------ EXTRACTED MATERIAL ------

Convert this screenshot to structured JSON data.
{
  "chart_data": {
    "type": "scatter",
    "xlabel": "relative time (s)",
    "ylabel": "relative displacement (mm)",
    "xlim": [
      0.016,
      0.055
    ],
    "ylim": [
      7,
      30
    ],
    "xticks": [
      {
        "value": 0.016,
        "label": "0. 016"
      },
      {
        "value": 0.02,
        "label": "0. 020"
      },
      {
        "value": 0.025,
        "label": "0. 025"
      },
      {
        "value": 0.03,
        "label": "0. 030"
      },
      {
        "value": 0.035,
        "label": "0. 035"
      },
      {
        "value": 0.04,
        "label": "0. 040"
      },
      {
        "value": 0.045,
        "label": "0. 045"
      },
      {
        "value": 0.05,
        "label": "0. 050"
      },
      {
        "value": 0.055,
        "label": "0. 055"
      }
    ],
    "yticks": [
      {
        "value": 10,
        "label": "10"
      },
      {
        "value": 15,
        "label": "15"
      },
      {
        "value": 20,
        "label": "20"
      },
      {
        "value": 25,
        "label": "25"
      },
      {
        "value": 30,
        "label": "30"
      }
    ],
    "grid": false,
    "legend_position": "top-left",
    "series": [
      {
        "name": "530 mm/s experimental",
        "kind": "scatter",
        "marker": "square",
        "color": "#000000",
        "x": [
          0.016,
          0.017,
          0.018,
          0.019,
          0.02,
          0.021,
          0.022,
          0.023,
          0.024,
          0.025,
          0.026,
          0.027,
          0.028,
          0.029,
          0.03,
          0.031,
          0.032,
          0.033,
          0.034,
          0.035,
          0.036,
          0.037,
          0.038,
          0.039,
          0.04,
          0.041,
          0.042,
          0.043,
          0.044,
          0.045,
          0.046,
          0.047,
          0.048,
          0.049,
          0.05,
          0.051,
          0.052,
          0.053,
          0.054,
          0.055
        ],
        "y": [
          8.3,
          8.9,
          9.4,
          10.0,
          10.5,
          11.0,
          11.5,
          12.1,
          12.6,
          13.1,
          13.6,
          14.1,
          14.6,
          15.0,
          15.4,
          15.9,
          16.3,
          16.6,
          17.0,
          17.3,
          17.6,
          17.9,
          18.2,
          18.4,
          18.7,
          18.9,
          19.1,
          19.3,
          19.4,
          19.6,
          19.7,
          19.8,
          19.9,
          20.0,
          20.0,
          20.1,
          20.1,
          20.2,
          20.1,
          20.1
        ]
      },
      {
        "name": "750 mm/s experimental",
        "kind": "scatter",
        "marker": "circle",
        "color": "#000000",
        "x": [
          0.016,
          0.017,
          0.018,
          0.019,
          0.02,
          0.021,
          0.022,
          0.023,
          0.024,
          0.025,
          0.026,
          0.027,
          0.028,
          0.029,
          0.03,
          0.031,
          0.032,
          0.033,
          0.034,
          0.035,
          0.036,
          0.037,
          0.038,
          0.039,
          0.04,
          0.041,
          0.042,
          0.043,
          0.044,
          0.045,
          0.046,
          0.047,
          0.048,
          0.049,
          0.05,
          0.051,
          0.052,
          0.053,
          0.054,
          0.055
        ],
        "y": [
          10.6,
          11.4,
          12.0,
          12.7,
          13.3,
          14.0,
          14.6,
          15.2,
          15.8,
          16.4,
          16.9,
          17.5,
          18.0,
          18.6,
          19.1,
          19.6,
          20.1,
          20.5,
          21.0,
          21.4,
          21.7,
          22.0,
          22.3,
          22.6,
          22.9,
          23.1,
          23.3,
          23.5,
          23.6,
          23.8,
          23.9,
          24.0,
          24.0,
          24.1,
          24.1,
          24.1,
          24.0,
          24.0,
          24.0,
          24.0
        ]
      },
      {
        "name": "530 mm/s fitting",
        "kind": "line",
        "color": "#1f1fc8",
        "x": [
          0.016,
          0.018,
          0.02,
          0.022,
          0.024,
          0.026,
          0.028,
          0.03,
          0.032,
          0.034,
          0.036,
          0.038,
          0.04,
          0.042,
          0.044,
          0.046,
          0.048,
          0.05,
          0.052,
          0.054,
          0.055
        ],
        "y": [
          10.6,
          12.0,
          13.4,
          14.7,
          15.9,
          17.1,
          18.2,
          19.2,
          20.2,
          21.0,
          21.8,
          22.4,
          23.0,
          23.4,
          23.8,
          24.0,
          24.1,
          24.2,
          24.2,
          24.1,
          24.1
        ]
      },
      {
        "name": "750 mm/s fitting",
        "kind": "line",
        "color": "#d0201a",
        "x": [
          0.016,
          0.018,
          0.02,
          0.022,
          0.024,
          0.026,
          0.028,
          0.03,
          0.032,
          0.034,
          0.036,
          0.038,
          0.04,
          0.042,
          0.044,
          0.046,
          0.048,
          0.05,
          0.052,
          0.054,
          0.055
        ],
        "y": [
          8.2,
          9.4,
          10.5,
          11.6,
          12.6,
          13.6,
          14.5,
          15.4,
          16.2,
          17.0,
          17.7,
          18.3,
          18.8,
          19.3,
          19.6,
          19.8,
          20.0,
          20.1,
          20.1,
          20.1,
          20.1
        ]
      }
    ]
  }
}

------

* _EXERCISE DETAILS_
Your task is to return the full listing exactly as it was given.

* _THE REPLY_
Convert this screenshot to structured JSON data.
{
  "chart_data": {
    "type": "scatter",
    "xlabel": "relative time (s)",
    "ylabel": "relative displacement (mm)",
    "xlim": [
      0.016,
      0.055
    ],
    "ylim": [
      7,
      30
    ],
    "xticks": [
      {
        "value": 0.016,
        "label": "0. 016"
      },
      {
        "value": 0.02,
        "label": "0. 020"
      },
      {
        "value": 0.025,
        "label": "0. 025"
      },
      {
        "value": 0.03,
        "label": "0. 030"
      },
      {
        "value": 0.035,
        "label": "0. 035"
      },
      {
        "value": 0.04,
        "label": "0. 040"
      },
      {
        "value": 0.045,
        "label": "0. 045"
      },
      {
        "value": 0.05,
        "label": "0. 050"
      },
      {
        "value": 0.055,
        "label": "0. 055"
      }
    ],
    "yticks": [
      {
        "value": 10,
        "label": "10"
      },
      {
        "value": 15,
        "label": "15"
      },
      {
        "value": 20,
        "label": "20"
      },
      {
        "value": 25,
        "label": "25"
      },
      {
        "value": 30,
        "label": "30"
      }
    ],
    "grid": false,
    "legend_position": "top-left",
    "series": [
      {
        "name": "530 mm/s experimental",
        "kind": "scatter",
        "marker": "square",
        "color": "#000000",
        "x": [
          0.016,
          0.017,
          0.018,
          0.019,
          0.02,
          0.021,
          0.022,
          0.023,
          0.024,
          0.025,
          0.026,
          0.027,
          0.028,
          0.029,
          0.03,
          0.031,
          0.032,
          0.033,
          0.034,
          0.035,
          0.036,
          0.037,
          0.038,
          0.039,
          0.04,
          0.041,
          0.042,
          0.043,
          0.044,
          0.045,
          0.046,
          0.047,
          0.048,
          0.049,
          0.05,
          0.051,
          0.052,
          0.053,
          0.054,
          0.055
        ],
        "y": [
          8.3,
          8.9,
          9.4,
          10.0,
          10.5,
          11.0,
          11.5,
          12.1,
          12.6,
          13.1,
          13.6,
          14.1,
          14.6,
          15.0,
          15.4,
          15.9,
          16.3,
          16.6,
          17.0,
          17.3,
          17.6,
          17.9,
          18.2,
          18.4,
          18.7,
          18.9,
          19.1,
          19.3,
          19.4,
          19.6,
          19.7,
          19.8,
          19.9,
          20.0,
          20.0,
          20.1,
          20.1,
          20.2,
          20.1,
          20.1
        ]
      },
      {
        "name": "750 mm/s experimental",
        "kind": "scatter",
        "marker": "circle",
        "color": "#000000",
        "x": [
          0.016,
          0.017,
          0.018,
          0.019,
          0.02,
          0.021,
          0.022,
          0.023,
          0.024,
          0.025,
          0.026,
          0.027,
          0.028,
          0.029,
          0.03,
          0.031,
          0.032,
          0.033,
          0.034,
          0.035,
          0.036,
          0.037,
          0.038,
          0.039,
          0.04,
          0.041,
          0.042,
          0.043,
          0.044,
          0.045,
          0.046,
          0.047,
          0.048,
          0.049,
          0.05,
          0.051,
          0.052,
          0.053,
          0.054,
          0.055
        ],
        "y": [
          10.6,
          11.4,
          12.0,
          12.7,
          13.3,
          14.0,
          14.6,
          15.2,
          15.8,
          16.4,
          16.9,
          17.5,
          18.0,
          18.6,
          19.1,
          19.6,
          20.1,
          20.5,
          21.0,
          21.4,
          21.7,
          22.0,
          22.3,
          22.6,
          22.9,
          23.1,
          23.3,
          23.5,
          23.6,
          23.8,
          23.9,
          24.0,
          24.0,
          24.1,
          24.1,
          24.1,
          24.0,
          24.0,
          24.0,
          24.0
        ]
      },
      {
        "name": "530 mm/s fitting",
        "kind": "line",
        "color": "#1f1fc8",
        "x": [
          0.016,
          0.018,
          0.02,
          0.022,
          0.024,
          0.026,
          0.028,
          0.03,
          0.032,
          0.034,
          0.036,
          0.038,
          0.04,
          0.042,
          0.044,
          0.046,
          0.048,
          0.05,
          0.052,
          0.054,
          0.055
        ],
        "y": [
          10.6,
          12.0,
          13.4,
          14.7,
          15.9,
          17.1,
          18.2,
          19.2,
          20.2,
          21.0,
          21.8,
          22.4,
          23.0,
          23.4,
          23.8,
          24.0,
          24.1,
          24.2,
          24.2,
          24.1,
          24.1
        ]
      },
      {
        "name": "750 mm/s fitting",
        "kind": "line",
        "color": "#d0201a",
        "x": [
          0.016,
          0.018,
          0.02,
          0.022,
          0.024,
          0.026,
          0.028,
          0.03,
          0.032,
          0.034,
          0.036,
          0.038,
          0.04,
          0.042,
          0.044,
          0.046,
          0.048,
          0.05,
          0.052,
          0.054,
          0.055
        ],
        "y": [
          8.2,
          9.4,
          10.5,
          11.6,
          12.6,
          13.6,
          14.5,
          15.4,
          16.2,
          17.0,
          17.7,
          18.3,
          18.8,
          19.3,
          19.6,
          19.8,
          20.0,
          20.1,
          20.1,
          20.1,
          20.1
        ]
      }
    ]
  }
}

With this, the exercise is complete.